> _Exercise task_
List every line in this data where the string "horizontal" occurs.

Figure contents as structured data:
[BEGIN]

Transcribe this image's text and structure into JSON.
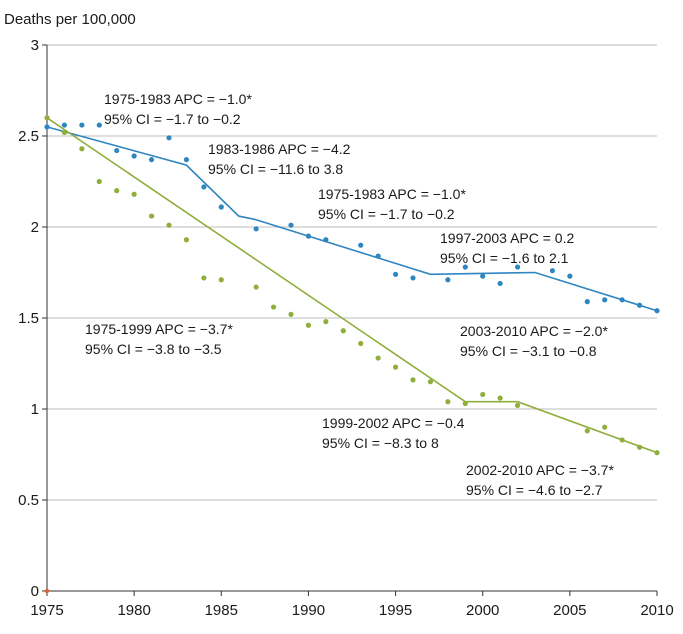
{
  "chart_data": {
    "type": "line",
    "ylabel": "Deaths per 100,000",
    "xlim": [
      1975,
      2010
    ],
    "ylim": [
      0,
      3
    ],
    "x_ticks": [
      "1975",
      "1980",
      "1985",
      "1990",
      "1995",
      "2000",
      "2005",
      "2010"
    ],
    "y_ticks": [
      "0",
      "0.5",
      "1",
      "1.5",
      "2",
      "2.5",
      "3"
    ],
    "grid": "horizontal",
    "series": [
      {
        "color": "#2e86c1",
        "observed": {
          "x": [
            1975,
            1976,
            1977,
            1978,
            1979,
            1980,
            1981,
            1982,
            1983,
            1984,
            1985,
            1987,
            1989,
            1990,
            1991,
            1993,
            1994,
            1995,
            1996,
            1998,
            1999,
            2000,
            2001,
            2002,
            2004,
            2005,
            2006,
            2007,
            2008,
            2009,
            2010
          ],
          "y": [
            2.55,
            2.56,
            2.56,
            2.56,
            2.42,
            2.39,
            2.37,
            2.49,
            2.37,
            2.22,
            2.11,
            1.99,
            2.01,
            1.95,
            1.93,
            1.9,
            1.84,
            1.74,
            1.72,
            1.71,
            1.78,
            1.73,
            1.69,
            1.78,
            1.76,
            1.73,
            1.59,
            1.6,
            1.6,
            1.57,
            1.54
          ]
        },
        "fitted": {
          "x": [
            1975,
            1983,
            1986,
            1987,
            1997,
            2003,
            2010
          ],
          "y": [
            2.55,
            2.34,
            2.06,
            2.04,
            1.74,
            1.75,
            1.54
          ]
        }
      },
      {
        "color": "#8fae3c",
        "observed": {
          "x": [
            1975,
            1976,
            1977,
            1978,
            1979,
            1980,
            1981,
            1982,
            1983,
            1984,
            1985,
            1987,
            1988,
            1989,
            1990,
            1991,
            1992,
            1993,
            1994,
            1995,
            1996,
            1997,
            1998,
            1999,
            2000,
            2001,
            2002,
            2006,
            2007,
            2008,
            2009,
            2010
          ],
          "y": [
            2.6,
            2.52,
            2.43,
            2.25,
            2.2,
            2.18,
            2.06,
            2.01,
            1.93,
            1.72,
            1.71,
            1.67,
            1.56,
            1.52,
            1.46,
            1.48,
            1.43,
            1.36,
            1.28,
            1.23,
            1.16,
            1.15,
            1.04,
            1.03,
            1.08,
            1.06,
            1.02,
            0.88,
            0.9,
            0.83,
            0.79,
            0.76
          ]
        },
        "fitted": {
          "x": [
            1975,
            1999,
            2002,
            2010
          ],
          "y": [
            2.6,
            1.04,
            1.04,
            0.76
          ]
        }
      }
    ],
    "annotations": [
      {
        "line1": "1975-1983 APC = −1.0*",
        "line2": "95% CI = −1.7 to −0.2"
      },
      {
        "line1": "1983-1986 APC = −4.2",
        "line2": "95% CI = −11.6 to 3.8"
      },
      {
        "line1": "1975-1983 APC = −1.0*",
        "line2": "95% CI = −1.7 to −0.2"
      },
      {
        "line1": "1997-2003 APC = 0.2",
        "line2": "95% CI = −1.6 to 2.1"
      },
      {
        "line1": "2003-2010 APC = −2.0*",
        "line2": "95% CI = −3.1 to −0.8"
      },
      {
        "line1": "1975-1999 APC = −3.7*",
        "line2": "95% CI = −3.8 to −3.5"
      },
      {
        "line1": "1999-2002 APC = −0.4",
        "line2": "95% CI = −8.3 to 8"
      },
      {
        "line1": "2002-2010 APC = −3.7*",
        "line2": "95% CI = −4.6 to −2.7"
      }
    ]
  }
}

[END]
[BEGIN]

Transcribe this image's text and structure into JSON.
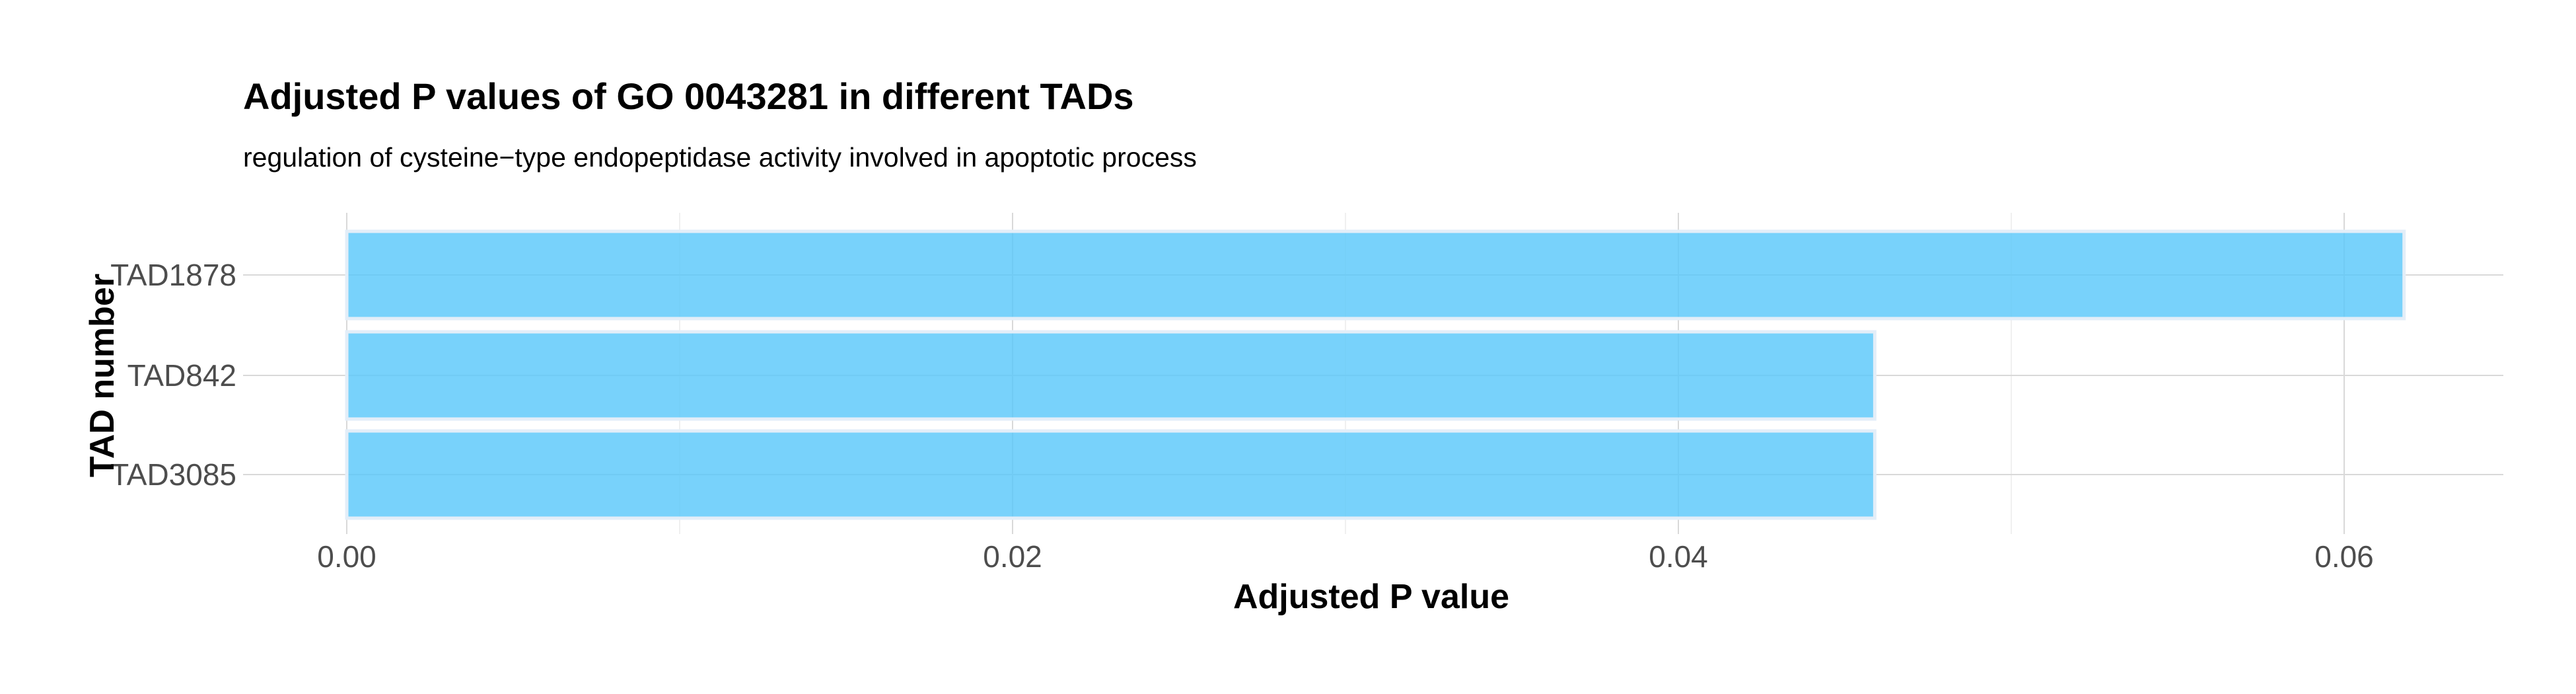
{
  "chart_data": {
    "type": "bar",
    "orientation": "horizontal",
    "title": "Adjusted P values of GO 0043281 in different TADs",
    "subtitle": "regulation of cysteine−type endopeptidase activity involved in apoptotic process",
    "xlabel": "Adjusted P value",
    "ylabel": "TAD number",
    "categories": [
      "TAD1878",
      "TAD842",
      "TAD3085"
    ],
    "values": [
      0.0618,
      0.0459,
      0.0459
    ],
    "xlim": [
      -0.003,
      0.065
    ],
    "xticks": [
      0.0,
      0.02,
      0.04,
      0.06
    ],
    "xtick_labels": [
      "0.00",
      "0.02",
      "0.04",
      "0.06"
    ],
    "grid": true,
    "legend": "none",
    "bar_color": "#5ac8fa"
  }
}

[END]
[BEGIN]

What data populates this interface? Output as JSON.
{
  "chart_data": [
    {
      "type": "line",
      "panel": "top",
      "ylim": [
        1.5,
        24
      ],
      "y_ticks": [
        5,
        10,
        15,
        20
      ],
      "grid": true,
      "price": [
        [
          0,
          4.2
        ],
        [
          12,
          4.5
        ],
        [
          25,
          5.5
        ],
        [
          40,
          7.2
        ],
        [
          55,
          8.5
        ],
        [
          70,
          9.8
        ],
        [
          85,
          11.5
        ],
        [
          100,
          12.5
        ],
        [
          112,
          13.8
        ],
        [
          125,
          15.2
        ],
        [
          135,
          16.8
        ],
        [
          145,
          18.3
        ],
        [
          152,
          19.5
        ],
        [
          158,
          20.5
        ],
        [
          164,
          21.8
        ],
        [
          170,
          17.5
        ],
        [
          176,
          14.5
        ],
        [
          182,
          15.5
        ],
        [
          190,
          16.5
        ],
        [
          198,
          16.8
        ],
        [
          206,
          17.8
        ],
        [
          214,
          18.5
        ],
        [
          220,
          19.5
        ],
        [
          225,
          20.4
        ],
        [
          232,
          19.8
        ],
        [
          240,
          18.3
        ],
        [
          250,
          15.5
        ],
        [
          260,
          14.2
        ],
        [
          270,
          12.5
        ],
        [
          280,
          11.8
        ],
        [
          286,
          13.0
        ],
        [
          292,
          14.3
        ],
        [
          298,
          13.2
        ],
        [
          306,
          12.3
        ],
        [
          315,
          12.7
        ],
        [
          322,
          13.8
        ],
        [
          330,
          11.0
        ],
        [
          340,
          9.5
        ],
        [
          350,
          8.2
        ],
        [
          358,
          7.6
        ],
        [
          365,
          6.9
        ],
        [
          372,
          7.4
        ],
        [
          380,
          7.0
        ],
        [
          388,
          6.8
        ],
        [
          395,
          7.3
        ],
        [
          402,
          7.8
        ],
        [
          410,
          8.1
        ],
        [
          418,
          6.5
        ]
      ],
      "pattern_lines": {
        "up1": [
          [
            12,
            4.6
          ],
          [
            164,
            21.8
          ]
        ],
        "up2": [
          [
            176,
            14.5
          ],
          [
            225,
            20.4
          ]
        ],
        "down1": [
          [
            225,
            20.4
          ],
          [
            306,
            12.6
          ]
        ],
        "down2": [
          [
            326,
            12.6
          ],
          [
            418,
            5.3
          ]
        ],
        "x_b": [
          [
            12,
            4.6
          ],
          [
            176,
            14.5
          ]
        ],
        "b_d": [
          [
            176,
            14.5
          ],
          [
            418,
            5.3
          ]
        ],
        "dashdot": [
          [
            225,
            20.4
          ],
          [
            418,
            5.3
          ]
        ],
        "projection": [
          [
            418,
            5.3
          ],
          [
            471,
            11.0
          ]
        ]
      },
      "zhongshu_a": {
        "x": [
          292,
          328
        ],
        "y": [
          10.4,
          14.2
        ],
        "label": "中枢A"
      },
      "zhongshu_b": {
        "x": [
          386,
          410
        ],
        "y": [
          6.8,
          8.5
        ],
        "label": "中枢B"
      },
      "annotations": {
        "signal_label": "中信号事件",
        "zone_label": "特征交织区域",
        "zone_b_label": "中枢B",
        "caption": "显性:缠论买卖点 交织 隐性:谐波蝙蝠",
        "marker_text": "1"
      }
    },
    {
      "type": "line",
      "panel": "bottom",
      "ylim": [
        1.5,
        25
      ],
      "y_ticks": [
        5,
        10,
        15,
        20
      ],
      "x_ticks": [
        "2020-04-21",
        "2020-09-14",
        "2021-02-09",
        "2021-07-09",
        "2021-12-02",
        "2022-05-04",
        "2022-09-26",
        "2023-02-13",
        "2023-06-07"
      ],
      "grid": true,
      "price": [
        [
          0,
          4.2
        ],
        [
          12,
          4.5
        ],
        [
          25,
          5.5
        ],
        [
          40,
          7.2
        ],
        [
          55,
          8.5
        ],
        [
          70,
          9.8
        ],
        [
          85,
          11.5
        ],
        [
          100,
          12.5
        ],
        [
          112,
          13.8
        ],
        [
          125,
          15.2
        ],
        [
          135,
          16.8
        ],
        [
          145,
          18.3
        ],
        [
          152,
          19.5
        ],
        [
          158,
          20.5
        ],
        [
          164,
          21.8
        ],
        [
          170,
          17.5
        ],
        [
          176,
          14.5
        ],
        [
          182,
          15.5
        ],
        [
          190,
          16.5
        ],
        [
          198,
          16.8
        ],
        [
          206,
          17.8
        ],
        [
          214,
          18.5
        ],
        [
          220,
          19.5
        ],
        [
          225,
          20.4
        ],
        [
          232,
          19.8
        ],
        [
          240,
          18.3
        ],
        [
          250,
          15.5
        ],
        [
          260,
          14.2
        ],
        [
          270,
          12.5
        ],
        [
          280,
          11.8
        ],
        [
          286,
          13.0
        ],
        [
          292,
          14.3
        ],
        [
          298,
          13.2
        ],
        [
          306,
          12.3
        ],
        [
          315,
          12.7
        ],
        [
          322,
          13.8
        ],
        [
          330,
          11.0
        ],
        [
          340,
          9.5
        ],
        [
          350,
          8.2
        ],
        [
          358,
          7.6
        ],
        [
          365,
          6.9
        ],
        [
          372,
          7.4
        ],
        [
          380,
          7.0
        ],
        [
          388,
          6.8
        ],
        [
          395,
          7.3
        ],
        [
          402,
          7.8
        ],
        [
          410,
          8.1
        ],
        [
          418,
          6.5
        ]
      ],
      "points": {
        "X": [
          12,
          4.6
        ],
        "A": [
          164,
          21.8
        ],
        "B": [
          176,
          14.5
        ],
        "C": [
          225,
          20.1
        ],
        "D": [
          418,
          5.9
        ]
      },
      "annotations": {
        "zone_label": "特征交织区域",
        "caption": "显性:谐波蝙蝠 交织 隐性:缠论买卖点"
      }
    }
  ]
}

[END]

> _Full answer_
    "grid": "horizontal",
    "orientation": "horizontal",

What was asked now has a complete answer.